--- start of PROVIDED RECORDS ---
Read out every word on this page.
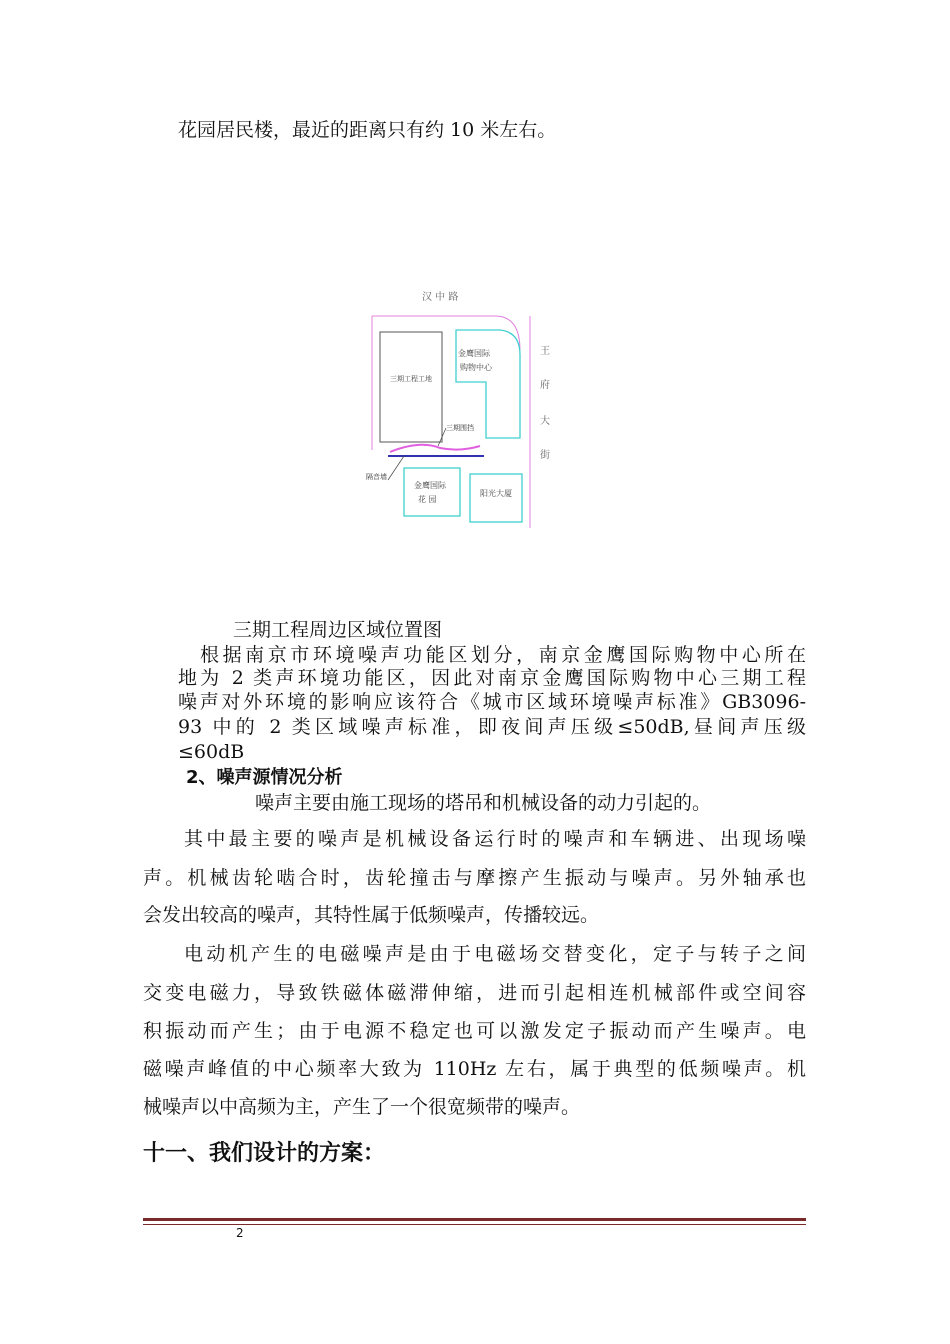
花园居民楼，最近的距离只有约 10 米左右。
汉 中 路
王
府
大
街
三期工程工地
金鹰国际
购物中心
三期围挡
隔音墙
金鹰国际
花 园
阳光大厦
三期工程周边区域位置图
根据南京市环境噪声功能区划分，南京金鹰国际购物中心所在
地为 2 类声环境功能区，因此对南京金鹰国际购物中心三期工程
噪声对外环境的影响应该符合《城市区域环境噪声标准》GB3096-
93 中的 2 类区域噪声标准，即夜间声压级≤50dB,昼间声压级
≤60dB
2、噪声源情况分析
噪声主要由施工现场的塔吊和机械设备的动力引起的。
其中最主要的噪声是机械设备运行时的噪声和车辆进、出现场噪
声。机械齿轮啮合时，齿轮撞击与摩擦产生振动与噪声。另外轴承也
会发出较高的噪声，其特性属于低频噪声，传播较远。
电动机产生的电磁噪声是由于电磁场交替变化，定子与转子之间
交变电磁力，导致铁磁体磁滞伸缩，进而引起相连机械部件或空间容
积振动而产生；由于电源不稳定也可以激发定子振动而产生噪声。电
磁噪声峰值的中心频率大致为 110Hz 左右，属于典型的低频噪声。机
械噪声以中高频为主，产生了一个很宽频带的噪声。
十一、我们设计的方案：
2
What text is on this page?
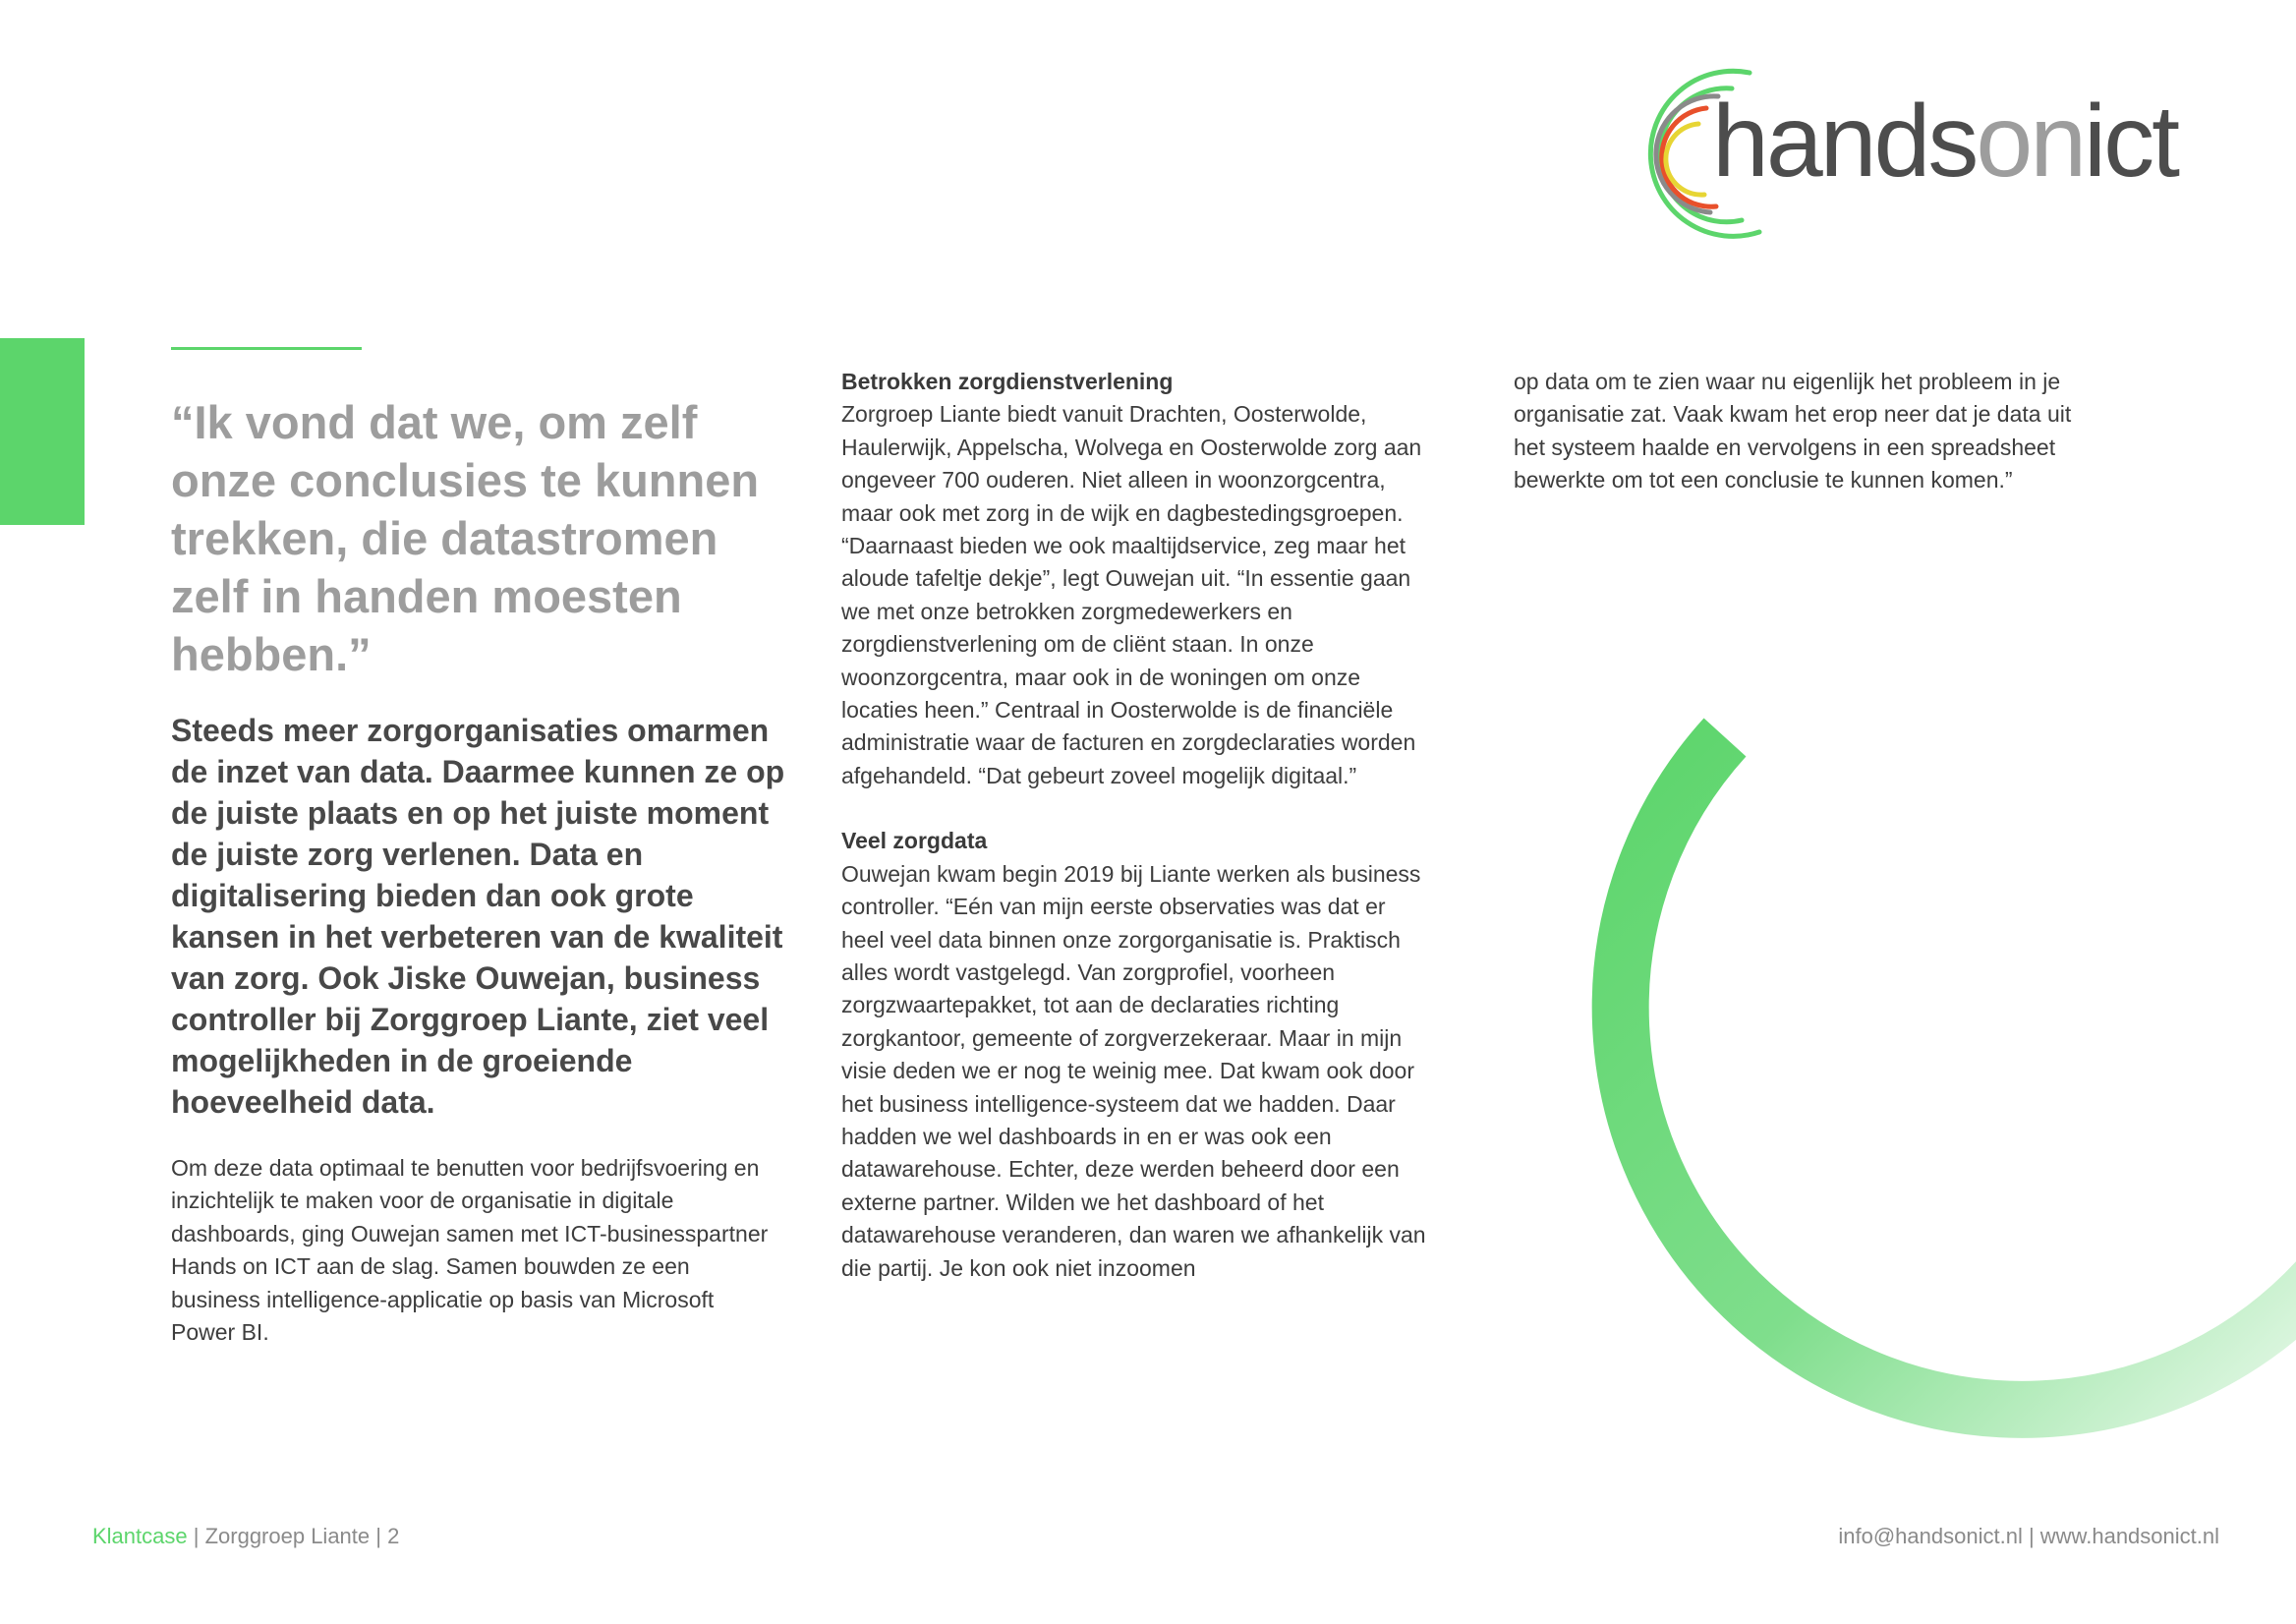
handsonict

“Ik vond dat we, om zelf onze conclusies te kunnen trekken, die datastromen zelf in handen moesten hebben.”

Steeds meer zorgorganisaties omarmen de inzet van data. Daarmee kunnen ze op de juiste plaats en op het juiste moment de juiste zorg verlenen. Data en digitalisering bieden dan ook grote kansen in het verbeteren van de kwaliteit van zorg. Ook Jiske Ouwejan, business controller bij Zorggroep Liante, ziet veel mogelijkheden in de groeiende hoeveelheid data.

Om deze data optimaal te benutten voor bedrijfsvoering en inzichtelijk te maken voor de organisatie in digitale dashboards, ging Ouwejan samen met ICT-businesspartner Hands on ICT aan de slag. Samen bouwden ze een business intelligence-applicatie op basis van Microsoft Power BI.

Betrokken zorgdienstverlening

Zorgroep Liante biedt vanuit Drachten, Oosterwolde, Haulerwijk, Appelscha, Wolvega en Oosterwolde zorg aan ongeveer 700 ouderen. Niet alleen in woonzorgcentra, maar ook met zorg in de wijk en dagbestedingsgroepen. “Daarnaast bieden we ook maaltijdservice, zeg maar het aloude tafeltje dekje”, legt Ouwejan uit. “In essentie gaan we met onze betrokken zorgmedewerkers en zorgdienstverlening om de cliënt staan. In onze woonzorgcentra, maar ook in de woningen om onze locaties heen.” Centraal in Oosterwolde is de financiële administratie waar de facturen en zorgdeclaraties worden afgehandeld. “Dat gebeurt zoveel mogelijk digitaal.”

Veel zorgdata

Ouwejan kwam begin 2019 bij Liante werken als business controller. “Eén van mijn eerste observaties was dat er heel veel data binnen onze zorgorganisatie is. Praktisch alles wordt vastgelegd. Van zorgprofiel, voorheen zorgzwaartepakket, tot aan de declaraties richting zorgkantoor, gemeente of zorgverzekeraar. Maar in mijn visie deden we er nog te weinig mee. Dat kwam ook door het business intelligence-systeem dat we hadden. Daar hadden we wel dashboards in en er was ook een datawarehouse. Echter, deze werden beheerd door een externe partner. Wilden we het dashboard of het datawarehouse veranderen, dan waren we afhankelijk van die partij. Je kon ook niet inzoomen

op data om te zien waar nu eigenlijk het probleem in je organisatie zat. Vaak kwam het erop neer dat je data uit het systeem haalde en vervolgens in een spreadsheet bewerkte om tot een conclusie te kunnen komen.”

Klantcase | Zorggroep Liante | 2	info@handsonict.nl | www.handsonict.nl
--- end of PROVIDED RECORDS ---
Check all the records above and select each line where the string "handsonict" is found.

handsonict
Klantcase | Zorggroep Liante | 2	info@handsonict.nl | www.handsonict.nl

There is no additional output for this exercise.